[PROBLEM TO SOLVE]
Go through the material and write it all out exactly, minus the pictures.

[DATA RECORDS]
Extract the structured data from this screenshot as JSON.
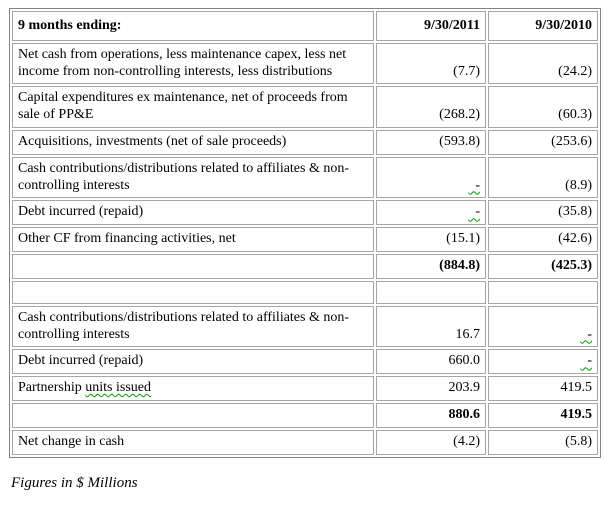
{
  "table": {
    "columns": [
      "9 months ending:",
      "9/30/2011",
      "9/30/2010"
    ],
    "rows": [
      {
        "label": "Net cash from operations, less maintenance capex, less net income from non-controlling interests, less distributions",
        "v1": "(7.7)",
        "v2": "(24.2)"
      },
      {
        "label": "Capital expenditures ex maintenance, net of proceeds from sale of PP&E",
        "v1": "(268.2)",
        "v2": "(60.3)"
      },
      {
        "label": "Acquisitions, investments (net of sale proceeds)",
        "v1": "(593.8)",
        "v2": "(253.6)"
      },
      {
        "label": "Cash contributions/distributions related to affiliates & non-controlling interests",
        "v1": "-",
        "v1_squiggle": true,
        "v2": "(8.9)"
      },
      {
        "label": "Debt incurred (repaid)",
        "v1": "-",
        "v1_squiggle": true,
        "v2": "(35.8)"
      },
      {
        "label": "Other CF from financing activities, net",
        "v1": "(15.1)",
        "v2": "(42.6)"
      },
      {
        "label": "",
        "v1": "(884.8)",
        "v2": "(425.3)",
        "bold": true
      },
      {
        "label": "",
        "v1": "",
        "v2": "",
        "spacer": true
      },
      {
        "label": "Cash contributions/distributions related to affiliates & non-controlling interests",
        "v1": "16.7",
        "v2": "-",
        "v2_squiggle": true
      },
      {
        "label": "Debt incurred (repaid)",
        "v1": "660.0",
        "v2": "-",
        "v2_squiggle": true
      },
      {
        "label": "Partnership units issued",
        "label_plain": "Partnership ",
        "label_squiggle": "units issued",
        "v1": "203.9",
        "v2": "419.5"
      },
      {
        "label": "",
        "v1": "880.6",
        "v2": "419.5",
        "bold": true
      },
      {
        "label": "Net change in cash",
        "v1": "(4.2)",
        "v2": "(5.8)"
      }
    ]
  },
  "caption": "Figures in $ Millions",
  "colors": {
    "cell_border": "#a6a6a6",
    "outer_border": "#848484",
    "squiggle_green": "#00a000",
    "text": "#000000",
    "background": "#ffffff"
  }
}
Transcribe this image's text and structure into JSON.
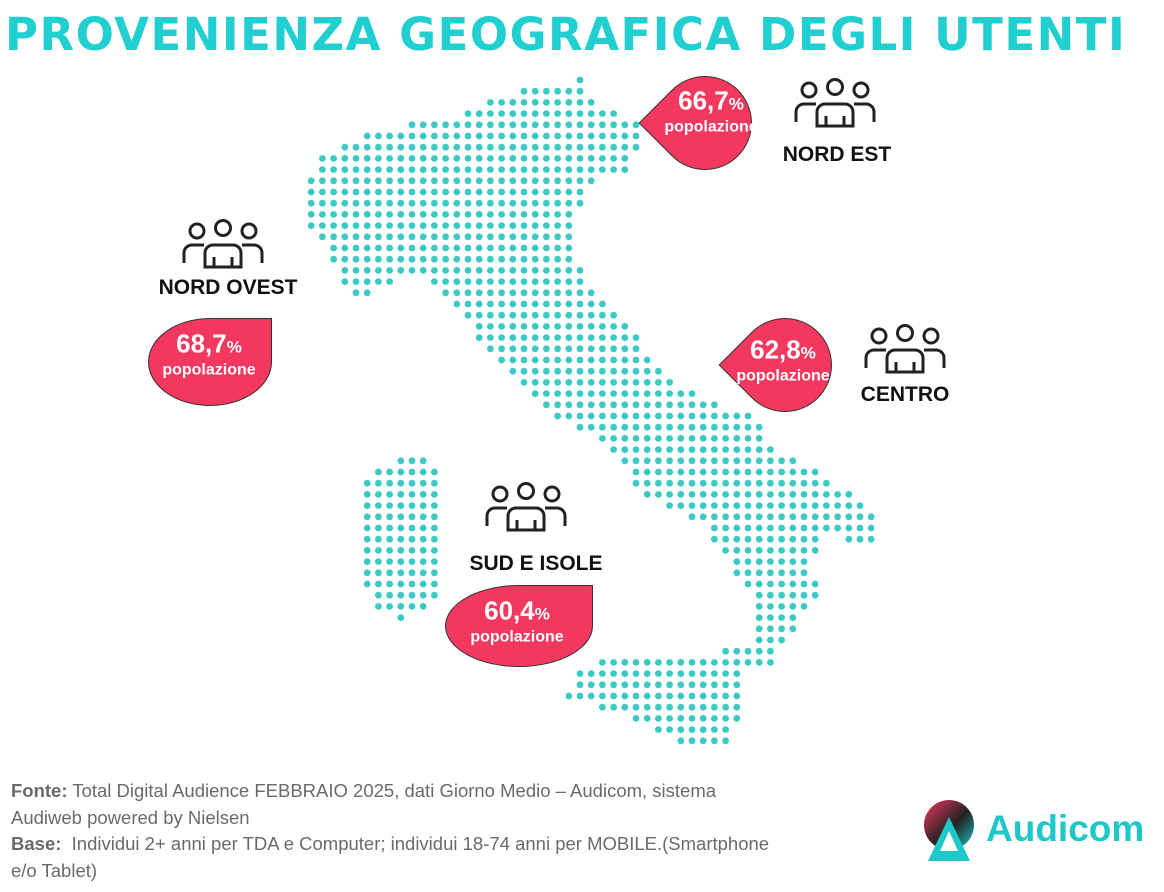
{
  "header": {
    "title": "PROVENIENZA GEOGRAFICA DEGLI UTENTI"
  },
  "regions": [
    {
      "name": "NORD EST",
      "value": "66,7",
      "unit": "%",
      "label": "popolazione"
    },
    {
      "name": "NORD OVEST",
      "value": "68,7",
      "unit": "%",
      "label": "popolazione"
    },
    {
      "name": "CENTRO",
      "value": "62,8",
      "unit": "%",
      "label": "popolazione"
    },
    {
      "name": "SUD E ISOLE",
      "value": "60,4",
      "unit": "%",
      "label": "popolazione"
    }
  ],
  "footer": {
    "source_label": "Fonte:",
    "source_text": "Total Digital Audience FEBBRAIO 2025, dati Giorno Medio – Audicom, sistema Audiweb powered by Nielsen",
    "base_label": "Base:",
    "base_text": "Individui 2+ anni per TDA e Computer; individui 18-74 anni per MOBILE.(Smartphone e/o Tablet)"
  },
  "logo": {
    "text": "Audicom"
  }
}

[ANSWER]
Extract the structured data from this screenshot as JSON.
{
  "table": {
    "columns": [
      "9 months ending:",
      "9/30/2011",
      "9/30/2010"
    ],
    "rows": [
      {
        "label": "Net cash from operations, less maintenance capex, less net income from non-controlling interests, less distributions",
        "v1": "(7.7)",
        "v2": "(24.2)"
      },
      {
        "label": "Capital expenditures ex maintenance, net of proceeds from sale of PP&E",
        "v1": "(268.2)",
        "v2": "(60.3)"
      },
      {
        "label": "Acquisitions, investments (net of sale proceeds)",
        "v1": "(593.8)",
        "v2": "(253.6)"
      },
      {
        "label": "Cash contributions/distributions related to affiliates & non-controlling interests",
        "v1": "-",
        "v1_squiggle": true,
        "v2": "(8.9)"
      },
      {
        "label": "Debt incurred (repaid)",
        "v1": "-",
        "v1_squiggle": true,
        "v2": "(35.8)"
      },
      {
        "label": "Other CF from financing activities, net",
        "v1": "(15.1)",
        "v2": "(42.6)"
      },
      {
        "label": "",
        "v1": "(884.8)",
        "v2": "(425.3)",
        "bold": true
      },
      {
        "label": "",
        "v1": "",
        "v2": "",
        "spacer": true
      },
      {
        "label": "Cash contributions/distributions related to affiliates & non-controlling interests",
        "v1": "16.7",
        "v2": "-",
        "v2_squiggle": true
      },
      {
        "label": "Debt incurred (repaid)",
        "v1": "660.0",
        "v2": "-",
        "v2_squiggle": true
      },
      {
        "label": "Partnership units issued",
        "label_plain": "Partnership ",
        "label_squiggle": "units issued",
        "v1": "203.9",
        "v2": "419.5"
      },
      {
        "label": "",
        "v1": "880.6",
        "v2": "419.5",
        "bold": true
      },
      {
        "label": "Net change in cash",
        "v1": "(4.2)",
        "v2": "(5.8)"
      }
    ]
  },
  "caption": "Figures in $ Millions",
  "colors": {
    "cell_border": "#a6a6a6",
    "outer_border": "#848484",
    "squiggle_green": "#00a000",
    "text": "#000000",
    "background": "#ffffff"
  }
}
Transcribe this image's text and structure into JSON.
{
  "header": {
    "title": "PROVENIENZA GEOGRAFICA DEGLI UTENTI"
  },
  "regions": [
    {
      "name": "NORD EST",
      "value": "66,7",
      "unit": "%",
      "label": "popolazione"
    },
    {
      "name": "NORD OVEST",
      "value": "68,7",
      "unit": "%",
      "label": "popolazione"
    },
    {
      "name": "CENTRO",
      "value": "62,8",
      "unit": "%",
      "label": "popolazione"
    },
    {
      "name": "SUD E ISOLE",
      "value": "60,4",
      "unit": "%",
      "label": "popolazione"
    }
  ],
  "footer": {
    "source_label": "Fonte:",
    "source_text": "Total Digital Audience FEBBRAIO 2025, dati Giorno Medio – Audicom, sistema Audiweb powered by Nielsen",
    "base_label": "Base:",
    "base_text": "Individui 2+ anni per TDA e Computer; individui 18-74 anni per MOBILE.(Smartphone e/o Tablet)"
  },
  "logo": {
    "text": "Audicom"
  }
}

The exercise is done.